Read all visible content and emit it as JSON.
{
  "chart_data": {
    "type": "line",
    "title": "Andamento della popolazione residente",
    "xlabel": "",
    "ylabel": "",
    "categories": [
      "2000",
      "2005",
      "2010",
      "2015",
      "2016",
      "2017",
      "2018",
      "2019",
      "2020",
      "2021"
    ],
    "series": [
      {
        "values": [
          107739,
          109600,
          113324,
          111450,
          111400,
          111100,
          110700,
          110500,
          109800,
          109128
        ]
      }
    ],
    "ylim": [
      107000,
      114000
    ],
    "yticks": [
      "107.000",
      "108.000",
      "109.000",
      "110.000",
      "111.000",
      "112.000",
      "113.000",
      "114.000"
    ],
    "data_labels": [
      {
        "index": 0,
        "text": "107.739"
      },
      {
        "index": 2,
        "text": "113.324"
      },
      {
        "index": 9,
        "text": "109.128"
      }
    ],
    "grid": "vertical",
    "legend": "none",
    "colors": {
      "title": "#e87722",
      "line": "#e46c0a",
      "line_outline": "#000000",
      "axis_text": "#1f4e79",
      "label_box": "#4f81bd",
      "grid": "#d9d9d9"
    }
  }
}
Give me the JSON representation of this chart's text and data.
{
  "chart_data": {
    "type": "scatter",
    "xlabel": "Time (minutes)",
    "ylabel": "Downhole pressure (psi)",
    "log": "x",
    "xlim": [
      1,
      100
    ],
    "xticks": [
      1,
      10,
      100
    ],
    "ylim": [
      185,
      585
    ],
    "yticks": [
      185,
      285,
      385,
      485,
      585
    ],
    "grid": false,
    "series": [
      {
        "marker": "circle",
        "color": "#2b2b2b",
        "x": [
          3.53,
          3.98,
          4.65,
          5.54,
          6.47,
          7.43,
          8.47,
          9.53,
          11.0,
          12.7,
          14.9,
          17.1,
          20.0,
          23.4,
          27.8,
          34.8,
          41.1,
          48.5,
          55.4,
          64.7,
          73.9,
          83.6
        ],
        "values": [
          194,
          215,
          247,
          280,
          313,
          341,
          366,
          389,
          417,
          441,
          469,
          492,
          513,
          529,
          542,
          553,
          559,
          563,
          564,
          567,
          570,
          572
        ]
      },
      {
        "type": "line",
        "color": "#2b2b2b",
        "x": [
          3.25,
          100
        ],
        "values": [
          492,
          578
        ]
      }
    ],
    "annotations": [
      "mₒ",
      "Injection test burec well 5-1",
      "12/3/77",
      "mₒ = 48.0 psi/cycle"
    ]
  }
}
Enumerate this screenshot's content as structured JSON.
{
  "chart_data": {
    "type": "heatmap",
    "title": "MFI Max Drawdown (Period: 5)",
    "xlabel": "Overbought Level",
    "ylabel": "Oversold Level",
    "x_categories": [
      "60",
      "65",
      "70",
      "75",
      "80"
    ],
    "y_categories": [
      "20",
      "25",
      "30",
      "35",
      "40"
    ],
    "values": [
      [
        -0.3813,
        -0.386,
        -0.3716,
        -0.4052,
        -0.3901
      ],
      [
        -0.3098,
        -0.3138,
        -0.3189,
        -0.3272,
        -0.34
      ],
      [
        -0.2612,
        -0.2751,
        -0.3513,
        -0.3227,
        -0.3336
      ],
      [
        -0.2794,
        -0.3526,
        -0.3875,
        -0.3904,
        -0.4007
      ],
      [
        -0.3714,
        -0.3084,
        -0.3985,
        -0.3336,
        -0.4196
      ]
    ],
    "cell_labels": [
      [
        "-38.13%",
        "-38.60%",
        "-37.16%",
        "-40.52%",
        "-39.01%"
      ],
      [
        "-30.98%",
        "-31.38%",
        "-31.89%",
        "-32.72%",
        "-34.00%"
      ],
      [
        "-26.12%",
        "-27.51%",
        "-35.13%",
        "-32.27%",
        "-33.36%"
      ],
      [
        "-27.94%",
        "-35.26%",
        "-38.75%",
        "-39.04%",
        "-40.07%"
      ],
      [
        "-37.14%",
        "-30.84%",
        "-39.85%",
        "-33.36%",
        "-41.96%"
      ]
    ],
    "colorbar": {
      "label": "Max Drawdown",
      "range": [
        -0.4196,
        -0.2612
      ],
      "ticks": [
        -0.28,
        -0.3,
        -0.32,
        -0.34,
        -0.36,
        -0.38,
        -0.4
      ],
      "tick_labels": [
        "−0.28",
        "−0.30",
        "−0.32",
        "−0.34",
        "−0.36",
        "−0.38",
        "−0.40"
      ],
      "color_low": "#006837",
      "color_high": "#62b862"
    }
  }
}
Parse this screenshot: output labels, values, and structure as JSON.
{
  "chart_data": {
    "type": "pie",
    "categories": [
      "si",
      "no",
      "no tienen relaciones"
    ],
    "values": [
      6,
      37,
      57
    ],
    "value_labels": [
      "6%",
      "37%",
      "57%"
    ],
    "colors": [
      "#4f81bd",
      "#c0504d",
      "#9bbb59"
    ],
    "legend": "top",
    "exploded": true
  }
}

PROBLEM STATEMENT: Take every line above carrying "content" and return it.

WRITTEN ANSWER:
Read all visible content and emit it as JSON.
Enumerate this screenshot's content as structured JSON.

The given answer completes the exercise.